**Aim of the task**
Every line with the string "this" should be gathered.

Start of Source data

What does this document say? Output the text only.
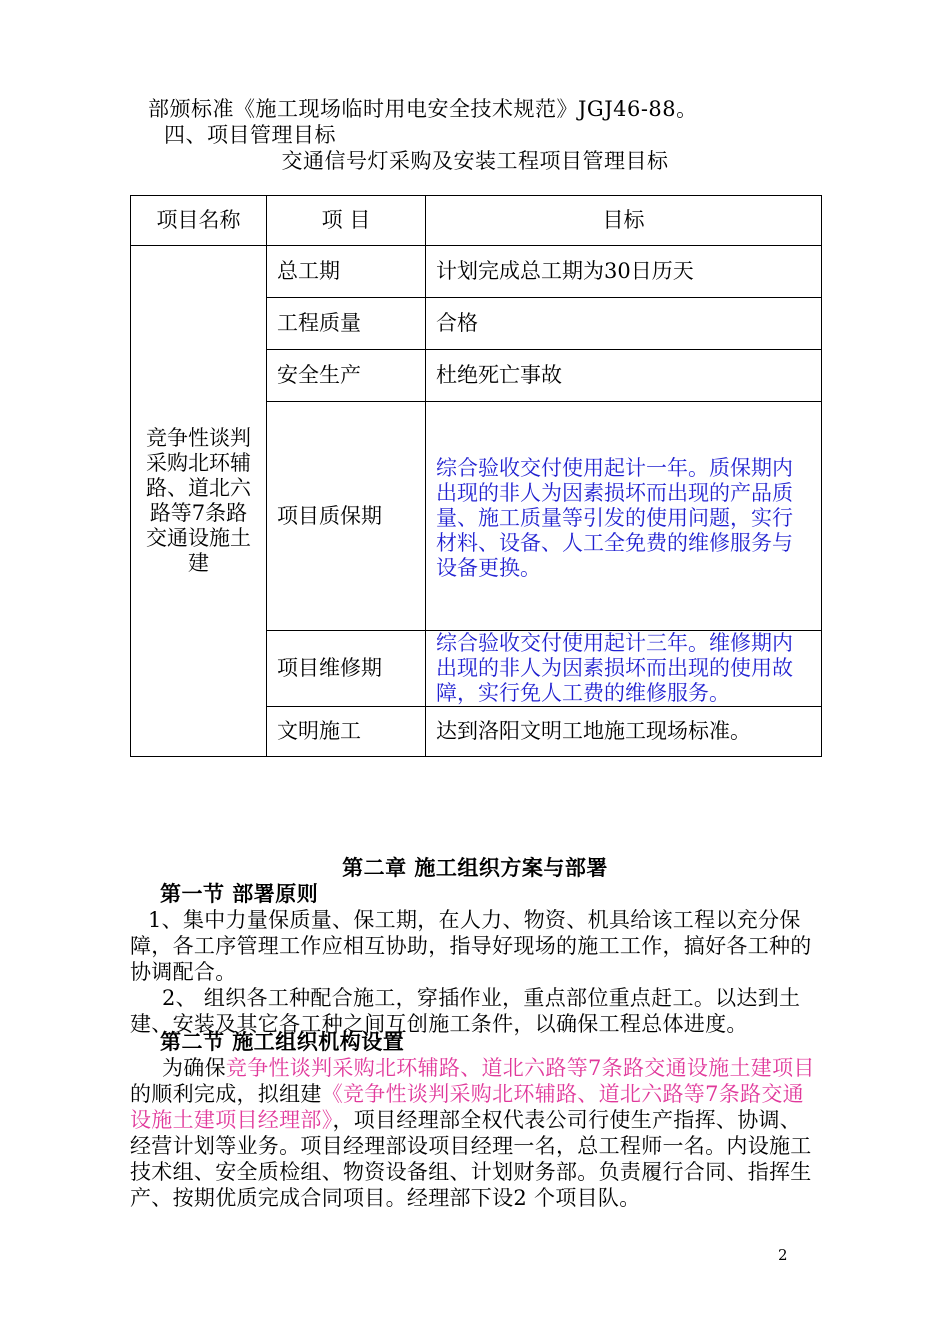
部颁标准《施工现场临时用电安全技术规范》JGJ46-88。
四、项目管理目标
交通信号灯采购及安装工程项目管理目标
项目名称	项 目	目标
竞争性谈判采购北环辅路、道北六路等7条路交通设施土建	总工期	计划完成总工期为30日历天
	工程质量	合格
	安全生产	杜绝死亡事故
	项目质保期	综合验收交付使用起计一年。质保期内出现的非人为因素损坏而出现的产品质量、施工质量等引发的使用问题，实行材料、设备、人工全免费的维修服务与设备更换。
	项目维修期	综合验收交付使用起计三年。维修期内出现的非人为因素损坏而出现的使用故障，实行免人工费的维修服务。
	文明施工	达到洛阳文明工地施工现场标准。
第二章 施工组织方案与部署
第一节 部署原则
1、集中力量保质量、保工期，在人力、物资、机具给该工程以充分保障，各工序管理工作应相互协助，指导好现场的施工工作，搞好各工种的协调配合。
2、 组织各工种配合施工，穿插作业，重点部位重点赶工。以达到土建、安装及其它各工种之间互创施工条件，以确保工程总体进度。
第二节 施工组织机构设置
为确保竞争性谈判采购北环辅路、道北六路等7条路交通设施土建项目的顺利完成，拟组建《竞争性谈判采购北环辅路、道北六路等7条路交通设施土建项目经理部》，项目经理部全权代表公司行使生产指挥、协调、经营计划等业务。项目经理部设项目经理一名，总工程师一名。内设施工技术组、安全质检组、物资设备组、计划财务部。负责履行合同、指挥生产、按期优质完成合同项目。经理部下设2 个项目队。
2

End of Source data
Start of Source data

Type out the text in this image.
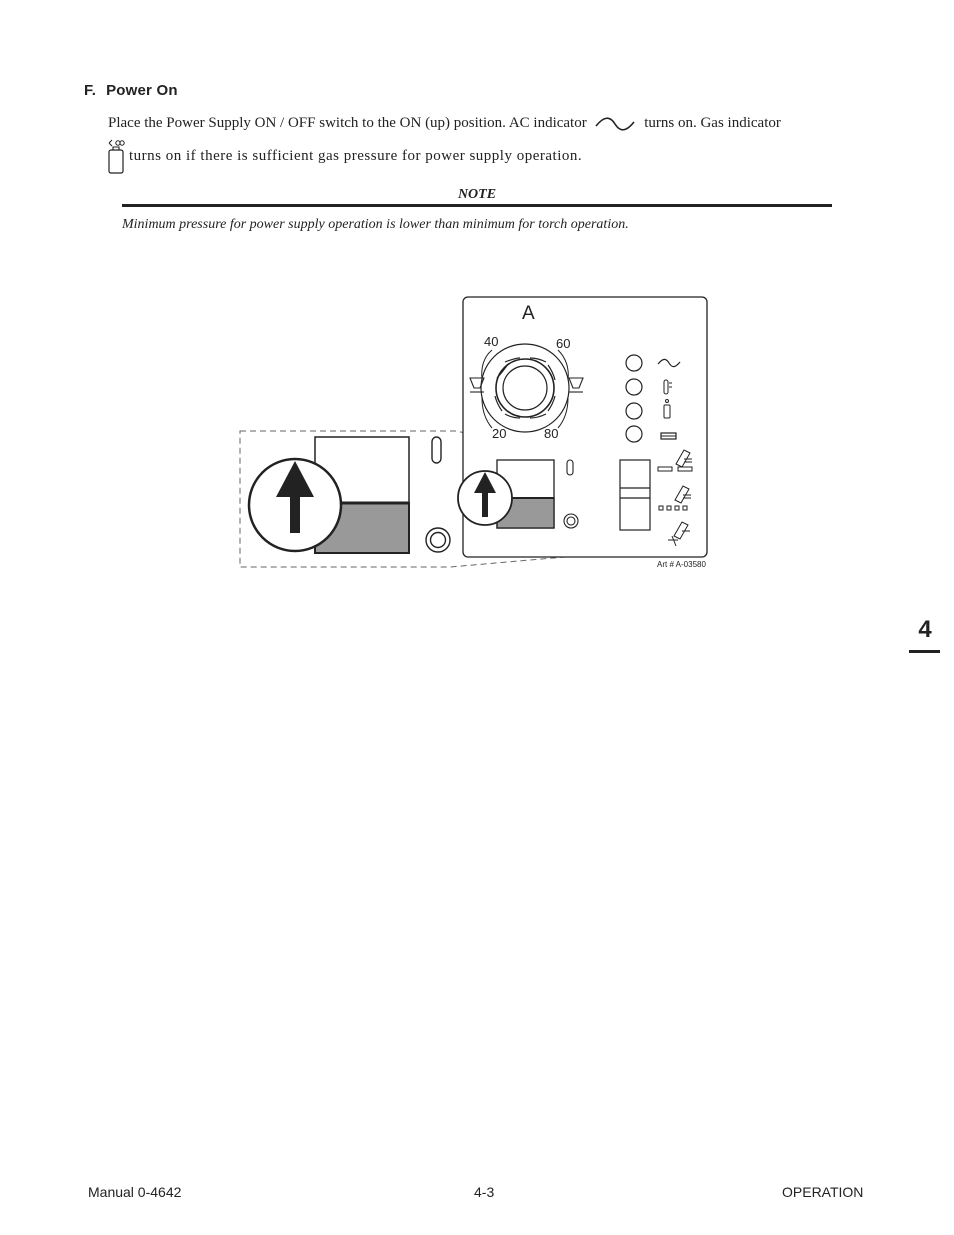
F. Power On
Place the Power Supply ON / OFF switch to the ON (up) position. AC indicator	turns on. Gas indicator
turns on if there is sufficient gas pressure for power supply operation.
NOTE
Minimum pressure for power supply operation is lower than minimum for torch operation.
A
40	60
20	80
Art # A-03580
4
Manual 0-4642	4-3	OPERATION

End of Source data

**Answer below**
What does this document say? Output the text only.
Type out the text in this image.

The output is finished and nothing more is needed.